TASK
Give the listing again in full, exactly as written.

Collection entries
==================================================

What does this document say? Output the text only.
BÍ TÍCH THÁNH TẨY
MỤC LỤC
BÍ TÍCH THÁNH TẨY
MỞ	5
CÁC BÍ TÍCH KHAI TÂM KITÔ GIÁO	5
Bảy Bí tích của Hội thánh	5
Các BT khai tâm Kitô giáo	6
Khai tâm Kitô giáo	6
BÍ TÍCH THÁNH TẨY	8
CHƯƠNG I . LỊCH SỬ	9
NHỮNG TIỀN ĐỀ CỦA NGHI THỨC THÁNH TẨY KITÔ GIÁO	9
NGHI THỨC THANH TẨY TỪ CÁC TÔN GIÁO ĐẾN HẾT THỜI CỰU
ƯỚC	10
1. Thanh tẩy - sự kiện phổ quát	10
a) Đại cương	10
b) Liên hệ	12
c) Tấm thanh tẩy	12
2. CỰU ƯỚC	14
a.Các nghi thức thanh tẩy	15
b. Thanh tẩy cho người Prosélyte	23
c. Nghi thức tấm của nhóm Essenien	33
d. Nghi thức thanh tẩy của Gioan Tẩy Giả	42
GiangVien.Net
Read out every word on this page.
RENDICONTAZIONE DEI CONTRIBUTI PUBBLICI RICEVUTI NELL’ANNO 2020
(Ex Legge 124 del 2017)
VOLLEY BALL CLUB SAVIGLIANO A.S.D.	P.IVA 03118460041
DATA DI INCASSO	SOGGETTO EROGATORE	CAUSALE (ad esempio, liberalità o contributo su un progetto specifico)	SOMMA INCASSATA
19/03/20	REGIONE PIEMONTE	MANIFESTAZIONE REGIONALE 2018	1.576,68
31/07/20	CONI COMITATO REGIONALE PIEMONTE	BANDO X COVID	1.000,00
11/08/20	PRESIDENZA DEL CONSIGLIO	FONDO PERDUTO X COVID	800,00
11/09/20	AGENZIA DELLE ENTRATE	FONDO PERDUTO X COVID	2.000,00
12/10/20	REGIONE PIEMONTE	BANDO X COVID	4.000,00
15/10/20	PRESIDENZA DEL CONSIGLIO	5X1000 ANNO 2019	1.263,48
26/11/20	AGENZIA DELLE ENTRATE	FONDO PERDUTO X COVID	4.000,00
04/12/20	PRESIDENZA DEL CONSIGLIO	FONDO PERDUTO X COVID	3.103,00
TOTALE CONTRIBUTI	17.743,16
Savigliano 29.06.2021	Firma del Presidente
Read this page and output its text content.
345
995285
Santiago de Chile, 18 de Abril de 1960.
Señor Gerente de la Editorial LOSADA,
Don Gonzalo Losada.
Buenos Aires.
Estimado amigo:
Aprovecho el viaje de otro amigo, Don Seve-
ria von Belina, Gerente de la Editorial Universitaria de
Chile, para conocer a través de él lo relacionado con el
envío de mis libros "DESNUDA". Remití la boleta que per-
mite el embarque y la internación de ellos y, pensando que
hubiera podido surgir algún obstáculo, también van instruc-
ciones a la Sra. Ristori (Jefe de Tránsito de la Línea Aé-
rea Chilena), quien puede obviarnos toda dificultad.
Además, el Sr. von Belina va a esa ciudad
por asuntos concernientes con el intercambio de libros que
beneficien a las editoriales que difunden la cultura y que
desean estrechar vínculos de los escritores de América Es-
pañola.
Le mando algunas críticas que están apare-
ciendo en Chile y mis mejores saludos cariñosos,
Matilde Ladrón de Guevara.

==================================================

EXERCISE SOLUTION
What does this document say? Output the text only.
BÍ TÍCH THÁNH TẨY
MỤC LỤC
BÍ TÍCH THÁNH TẨY
MỞ	5
CÁC BÍ TÍCH KHAI TÂM KITÔ GIÁO	5
Bảy Bí tích của Hội thánh	5
Các BT khai tâm Kitô giáo	6
Khai tâm Kitô giáo	6
BÍ TÍCH THÁNH TẨY	8
CHƯƠNG I . LỊCH SỬ	9
NHỮNG TIỀN ĐỀ CỦA NGHI THỨC THÁNH TẨY KITÔ GIÁO	9
NGHI THỨC THANH TẨY TỪ CÁC TÔN GIÁO ĐẾN HẾT THỜI CỰU
ƯỚC	10
1. Thanh tẩy - sự kiện phổ quát	10
a) Đại cương	10
b) Liên hệ	12
c) Tấm thanh tẩy	12
2. CỰU ƯỚC	14
a.Các nghi thức thanh tẩy	15
b. Thanh tẩy cho người Prosélyte	23
c. Nghi thức tấm của nhóm Essenien	33
d. Nghi thức thanh tẩy của Gioan Tẩy Giả	42
GiangVien.Net
Read out every word on this page.
RENDICONTAZIONE DEI CONTRIBUTI PUBBLICI RICEVUTI NELL’ANNO 2020
(Ex Legge 124 del 2017)
VOLLEY BALL CLUB SAVIGLIANO A.S.D.	P.IVA 03118460041
DATA DI INCASSO	SOGGETTO EROGATORE	CAUSALE (ad esempio, liberalità o contributo su un progetto specifico)	SOMMA INCASSATA
19/03/20	REGIONE PIEMONTE	MANIFESTAZIONE REGIONALE 2018	1.576,68
31/07/20	CONI COMITATO REGIONALE PIEMONTE	BANDO X COVID	1.000,00
11/08/20	PRESIDENZA DEL CONSIGLIO	FONDO PERDUTO X COVID	800,00
11/09/20	AGENZIA DELLE ENTRATE	FONDO PERDUTO X COVID	2.000,00
12/10/20	REGIONE PIEMONTE	BANDO X COVID	4.000,00
15/10/20	PRESIDENZA DEL CONSIGLIO	5X1000 ANNO 2019	1.263,48
26/11/20	AGENZIA DELLE ENTRATE	FONDO PERDUTO X COVID	4.000,00
04/12/20	PRESIDENZA DEL CONSIGLIO	FONDO PERDUTO X COVID	3.103,00
TOTALE CONTRIBUTI	17.743,16
Savigliano 29.06.2021	Firma del Presidente
Read this page and output its text content.
345
995285
Santiago de Chile, 18 de Abril de 1960.
Señor Gerente de la Editorial LOSADA,
Don Gonzalo Losada.
Buenos Aires.
Estimado amigo:
Aprovecho el viaje de otro amigo, Don Seve-
ria von Belina, Gerente de la Editorial Universitaria de
Chile, para conocer a través de él lo relacionado con el
envío de mis libros "DESNUDA". Remití la boleta que per-
mite el embarque y la internación de ellos y, pensando que
hubiera podido surgir algún obstáculo, también van instruc-
ciones a la Sra. Ristori (Jefe de Tránsito de la Línea Aé-
rea Chilena), quien puede obviarnos toda dificultad.
Además, el Sr. von Belina va a esa ciudad
por asuntos concernientes con el intercambio de libros que
beneficien a las editoriales que difunden la cultura y que
desean estrechar vínculos de los escritores de América Es-
pañola.
Le mando algunas críticas que están apare-
ciendo en Chile y mis mejores saludos cariñosos,
Matilde Ladrón de Guevara.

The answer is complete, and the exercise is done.